[Data extracted from a collection]
-- Start --
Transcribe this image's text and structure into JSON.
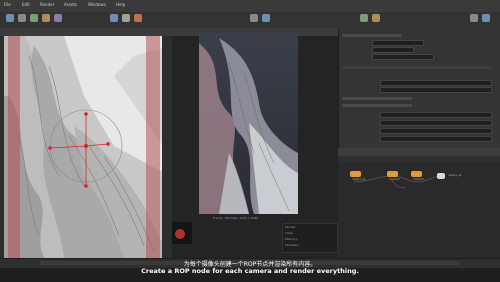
{
  "menubar": {
    "items": [
      "File",
      "Edit",
      "Render",
      "Assets",
      "Windows",
      "Help"
    ]
  },
  "render_view": {
    "caption": "Frame: 189  Size: 1920 x 1080",
    "stats_lines": [
      "Render",
      "Time:",
      "Memory:",
      "Samples:"
    ]
  },
  "network": {
    "nodes": [
      "mantra_ipr",
      "mantra2",
      "mantra3"
    ],
    "selected_node": "mantra_all"
  },
  "subtitles": {
    "zh": "为每个摄像头创建一个ROP节点并渲染所有内容。",
    "en": "Create a ROP node for each camera and render everything."
  },
  "colors": {
    "accent": "#e59a3a",
    "viewport_overlay": "#b45252",
    "handle": "#e02020"
  }
}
-- End --
* The exercise: Reproduce all of the material above word for word. Omit the pictures.

* Result below:
Transcribe this image's text and structure into JSON.
{
  "menubar": {
    "items": [
      "File",
      "Edit",
      "Render",
      "Assets",
      "Windows",
      "Help"
    ]
  },
  "render_view": {
    "caption": "Frame: 189  Size: 1920 x 1080",
    "stats_lines": [
      "Render",
      "Time:",
      "Memory:",
      "Samples:"
    ]
  },
  "network": {
    "nodes": [
      "mantra_ipr",
      "mantra2",
      "mantra3"
    ],
    "selected_node": "mantra_all"
  },
  "subtitles": {
    "zh": "为每个摄像头创建一个ROP节点并渲染所有内容。",
    "en": "Create a ROP node for each camera and render everything."
  },
  "colors": {
    "accent": "#e59a3a",
    "viewport_overlay": "#b45252",
    "handle": "#e02020"
  }
}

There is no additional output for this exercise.